* START *
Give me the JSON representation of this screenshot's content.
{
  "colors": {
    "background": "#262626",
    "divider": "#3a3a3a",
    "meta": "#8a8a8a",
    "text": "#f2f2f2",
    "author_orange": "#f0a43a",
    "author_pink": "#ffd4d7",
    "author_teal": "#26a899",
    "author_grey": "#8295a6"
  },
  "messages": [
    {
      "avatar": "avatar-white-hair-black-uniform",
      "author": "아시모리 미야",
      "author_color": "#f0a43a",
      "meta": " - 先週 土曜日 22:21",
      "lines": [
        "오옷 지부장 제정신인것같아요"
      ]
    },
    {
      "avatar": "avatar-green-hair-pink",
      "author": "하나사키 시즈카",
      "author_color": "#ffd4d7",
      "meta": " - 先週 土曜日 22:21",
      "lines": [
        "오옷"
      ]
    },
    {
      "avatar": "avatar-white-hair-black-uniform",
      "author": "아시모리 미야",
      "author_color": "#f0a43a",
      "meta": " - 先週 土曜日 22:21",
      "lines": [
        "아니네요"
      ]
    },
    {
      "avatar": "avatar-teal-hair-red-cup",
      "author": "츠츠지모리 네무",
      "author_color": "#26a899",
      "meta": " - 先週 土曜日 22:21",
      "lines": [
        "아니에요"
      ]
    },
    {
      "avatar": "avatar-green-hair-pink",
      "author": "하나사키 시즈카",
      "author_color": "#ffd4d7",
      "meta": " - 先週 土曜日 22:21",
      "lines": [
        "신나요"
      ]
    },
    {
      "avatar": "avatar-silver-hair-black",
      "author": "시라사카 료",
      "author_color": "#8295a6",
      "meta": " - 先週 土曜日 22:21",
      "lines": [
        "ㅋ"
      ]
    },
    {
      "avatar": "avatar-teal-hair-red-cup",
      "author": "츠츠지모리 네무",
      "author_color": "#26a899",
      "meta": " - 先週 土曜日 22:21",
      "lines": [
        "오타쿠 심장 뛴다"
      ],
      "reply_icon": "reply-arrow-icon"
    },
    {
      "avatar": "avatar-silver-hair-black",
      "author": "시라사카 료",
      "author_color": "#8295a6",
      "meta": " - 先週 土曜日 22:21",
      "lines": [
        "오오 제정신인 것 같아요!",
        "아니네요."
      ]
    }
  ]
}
* END *
- [EXERCISE PROMPT]:
Every entry should be output exactly as written, please.

- [OUTPUT BELOW]:
Give me the JSON representation of this screenshot's content.
{
  "colors": {
    "background": "#262626",
    "divider": "#3a3a3a",
    "meta": "#8a8a8a",
    "text": "#f2f2f2",
    "author_orange": "#f0a43a",
    "author_pink": "#ffd4d7",
    "author_teal": "#26a899",
    "author_grey": "#8295a6"
  },
  "messages": [
    {
      "avatar": "avatar-white-hair-black-uniform",
      "author": "아시모리 미야",
      "author_color": "#f0a43a",
      "meta": " - 先週 土曜日 22:21",
      "lines": [
        "오옷 지부장 제정신인것같아요"
      ]
    },
    {
      "avatar": "avatar-green-hair-pink",
      "author": "하나사키 시즈카",
      "author_color": "#ffd4d7",
      "meta": " - 先週 土曜日 22:21",
      "lines": [
        "오옷"
      ]
    },
    {
      "avatar": "avatar-white-hair-black-uniform",
      "author": "아시모리 미야",
      "author_color": "#f0a43a",
      "meta": " - 先週 土曜日 22:21",
      "lines": [
        "아니네요"
      ]
    },
    {
      "avatar": "avatar-teal-hair-red-cup",
      "author": "츠츠지모리 네무",
      "author_color": "#26a899",
      "meta": " - 先週 土曜日 22:21",
      "lines": [
        "아니에요"
      ]
    },
    {
      "avatar": "avatar-green-hair-pink",
      "author": "하나사키 시즈카",
      "author_color": "#ffd4d7",
      "meta": " - 先週 土曜日 22:21",
      "lines": [
        "신나요"
      ]
    },
    {
      "avatar": "avatar-silver-hair-black",
      "author": "시라사카 료",
      "author_color": "#8295a6",
      "meta": " - 先週 土曜日 22:21",
      "lines": [
        "ㅋ"
      ]
    },
    {
      "avatar": "avatar-teal-hair-red-cup",
      "author": "츠츠지모리 네무",
      "author_color": "#26a899",
      "meta": " - 先週 土曜日 22:21",
      "lines": [
        "오타쿠 심장 뛴다"
      ],
      "reply_icon": "reply-arrow-icon"
    },
    {
      "avatar": "avatar-silver-hair-black",
      "author": "시라사카 료",
      "author_color": "#8295a6",
      "meta": " - 先週 土曜日 22:21",
      "lines": [
        "오오 제정신인 것 같아요!",
        "아니네요."
      ]
    }
  ]
}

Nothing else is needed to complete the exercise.